*Written request*: Scan the data below for the string "marker". Show every line where it turns up.

*Recorded information*:
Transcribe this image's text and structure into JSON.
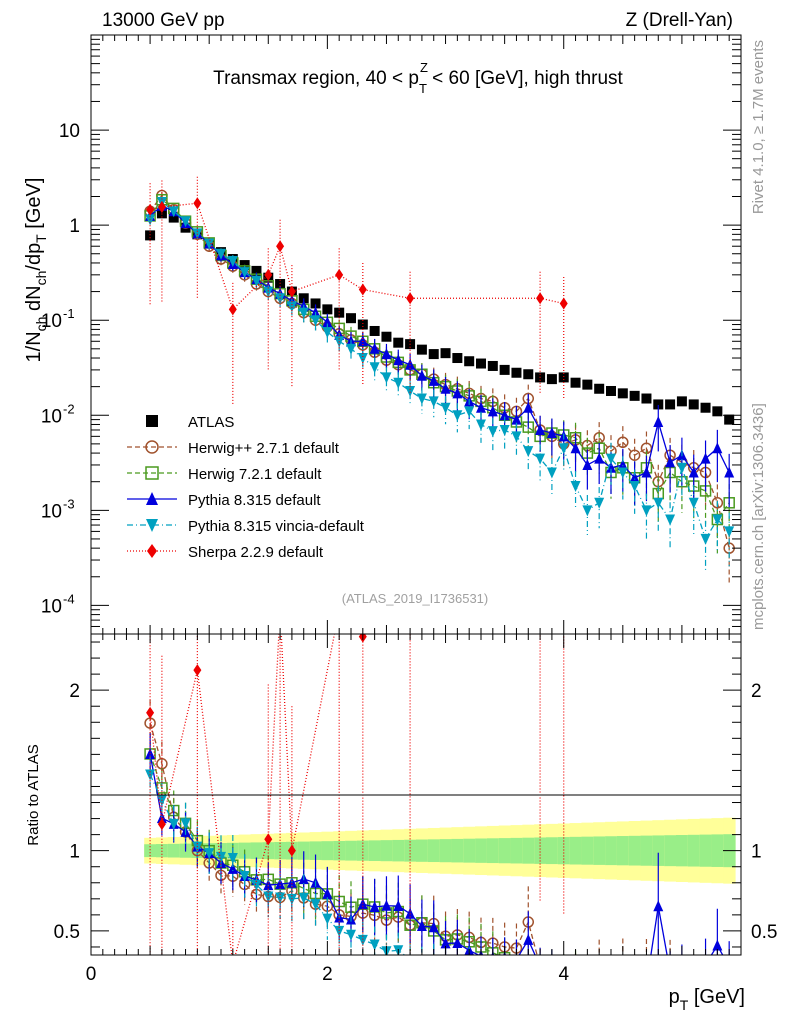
{
  "header": {
    "left": "13000 GeV pp",
    "right": "Z (Drell-Yan)"
  },
  "side": {
    "rivet": "Rivet 4.1.0, ≥ 1.7M events",
    "mcplots": "mcplots.cern.ch [arXiv:1306.3436]"
  },
  "chart_data": {
    "type": "scatter",
    "title": "Transmax region, 40 < p_T^Z < 60 [GeV], high thrust",
    "analysis_tag": "(ATLAS_2019_I1736531)",
    "xlabel": "p_T [GeV]",
    "ylabel": "1/N_ch dN_ch/dp_T [GeV]",
    "ratio_ylabel": "Ratio to ATLAS",
    "xlim": [
      0,
      5.5
    ],
    "ylim_log": [
      5e-05,
      100
    ],
    "ratio_ylim": [
      0.35,
      2.35
    ],
    "x_ticks": [
      "0",
      "2",
      "4"
    ],
    "y_ticks_main": [
      "10^-4",
      "10^-3",
      "10^-2",
      "10^-1",
      "1",
      "10"
    ],
    "y_ticks_ratio": [
      "0.5",
      "1",
      "2"
    ],
    "x": [
      0.5,
      0.6,
      0.7,
      0.8,
      0.9,
      1.0,
      1.1,
      1.2,
      1.3,
      1.4,
      1.5,
      1.6,
      1.7,
      1.8,
      1.9,
      2.0,
      2.1,
      2.2,
      2.3,
      2.4,
      2.5,
      2.6,
      2.7,
      2.8,
      2.9,
      3.0,
      3.1,
      3.2,
      3.3,
      3.4,
      3.5,
      3.6,
      3.7,
      3.8,
      3.9,
      4.0,
      4.1,
      4.2,
      4.3,
      4.4,
      4.5,
      4.6,
      4.7,
      4.8,
      4.9,
      5.0,
      5.1,
      5.2,
      5.3,
      5.4
    ],
    "ref_band_green": 0.04,
    "ref_band_yellow": 0.08,
    "series": [
      {
        "name": "ATLAS",
        "color": "#000000",
        "marker": "square-filled",
        "dash": "none",
        "values": [
          0.78,
          1.33,
          1.2,
          0.94,
          0.8,
          0.65,
          0.52,
          0.44,
          0.38,
          0.33,
          0.28,
          0.24,
          0.2,
          0.17,
          0.15,
          0.13,
          0.12,
          0.105,
          0.09,
          0.077,
          0.067,
          0.058,
          0.056,
          0.049,
          0.044,
          0.045,
          0.04,
          0.037,
          0.035,
          0.033,
          0.03,
          0.028,
          0.027,
          0.025,
          0.024,
          0.025,
          0.022,
          0.021,
          0.019,
          0.018,
          0.017,
          0.016,
          0.015,
          0.013,
          0.013,
          0.014,
          0.013,
          0.012,
          0.011,
          0.009
        ]
      },
      {
        "name": "Herwig++ 2.7.1 default",
        "color": "#a0522d",
        "marker": "circle-open",
        "dash": "5,3",
        "values": [
          1.4,
          2.05,
          1.45,
          1.05,
          0.8,
          0.6,
          0.44,
          0.37,
          0.3,
          0.24,
          0.2,
          0.17,
          0.15,
          0.12,
          0.1,
          0.085,
          0.072,
          0.062,
          0.055,
          0.046,
          0.038,
          0.034,
          0.03,
          0.027,
          0.024,
          0.021,
          0.019,
          0.017,
          0.015,
          0.014,
          0.012,
          0.011,
          0.015,
          0.007,
          0.006,
          0.005,
          0.0055,
          0.0048,
          0.0058,
          0.0042,
          0.0052,
          0.0038,
          0.0045,
          0.002,
          0.0038,
          0.0032,
          0.0028,
          0.0025,
          0.0012,
          0.0004
        ]
      },
      {
        "name": "Herwig 7.2.1 default",
        "color": "#4a9a1f",
        "marker": "square-open",
        "dash": "5,3",
        "values": [
          1.25,
          1.85,
          1.5,
          1.1,
          0.85,
          0.65,
          0.48,
          0.4,
          0.33,
          0.27,
          0.23,
          0.19,
          0.16,
          0.13,
          0.11,
          0.095,
          0.082,
          0.068,
          0.06,
          0.05,
          0.041,
          0.036,
          0.03,
          0.027,
          0.022,
          0.02,
          0.018,
          0.016,
          0.014,
          0.012,
          0.01,
          0.0085,
          0.0075,
          0.006,
          0.0065,
          0.0062,
          0.0058,
          0.004,
          0.0045,
          0.0025,
          0.0028,
          0.0022,
          0.0028,
          0.0015,
          0.0025,
          0.002,
          0.0018,
          0.0016,
          0.0008,
          0.0012
        ]
      },
      {
        "name": "Pythia 8.315 default",
        "color": "#0000dd",
        "marker": "triangle-up",
        "dash": "none",
        "values": [
          1.25,
          1.6,
          1.4,
          1.05,
          0.82,
          0.64,
          0.48,
          0.39,
          0.32,
          0.27,
          0.22,
          0.19,
          0.16,
          0.14,
          0.12,
          0.095,
          0.07,
          0.06,
          0.06,
          0.05,
          0.044,
          0.038,
          0.034,
          0.026,
          0.023,
          0.019,
          0.017,
          0.014,
          0.012,
          0.011,
          0.01,
          0.009,
          0.012,
          0.007,
          0.0065,
          0.006,
          0.0045,
          0.003,
          0.0035,
          0.0028,
          0.003,
          0.0022,
          0.0025,
          0.0085,
          0.0032,
          0.0038,
          0.0025,
          0.0035,
          0.0045,
          0.0025
        ]
      },
      {
        "name": "Pythia 8.315 vincia-default",
        "color": "#00a0c0",
        "marker": "triangle-down",
        "dash": "6,3,1,3",
        "values": [
          1.15,
          1.75,
          1.4,
          1.1,
          0.82,
          0.64,
          0.5,
          0.42,
          0.32,
          0.26,
          0.2,
          0.17,
          0.14,
          0.12,
          0.1,
          0.075,
          0.06,
          0.05,
          0.04,
          0.032,
          0.025,
          0.022,
          0.018,
          0.015,
          0.014,
          0.012,
          0.01,
          0.011,
          0.008,
          0.0068,
          0.007,
          0.006,
          0.0042,
          0.0035,
          0.0025,
          0.0045,
          0.0018,
          0.001,
          0.0012,
          0.0035,
          0.0025,
          0.0018,
          0.001,
          0.0012,
          0.0008,
          0.0028,
          0.0012,
          0.0005,
          0.0008,
          0.0006
        ]
      },
      {
        "name": "Sherpa 2.2.9 default",
        "color": "#ee0000",
        "marker": "diamond",
        "dash": "1,2",
        "x": [
          0.5,
          0.6,
          0.9,
          1.2,
          1.5,
          1.6,
          1.7,
          2.1,
          2.3,
          2.7,
          3.8,
          4.0
        ],
        "values": [
          1.45,
          1.55,
          1.7,
          0.13,
          0.3,
          0.6,
          0.2,
          0.3,
          0.21,
          0.17,
          0.17,
          0.15
        ]
      }
    ]
  }
}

*Expected output*:
        "marker": "square-filled",
        "marker": "circle-open",
        "marker": "square-open",
        "marker": "triangle-up",
        "marker": "triangle-down",
        "marker": "diamond",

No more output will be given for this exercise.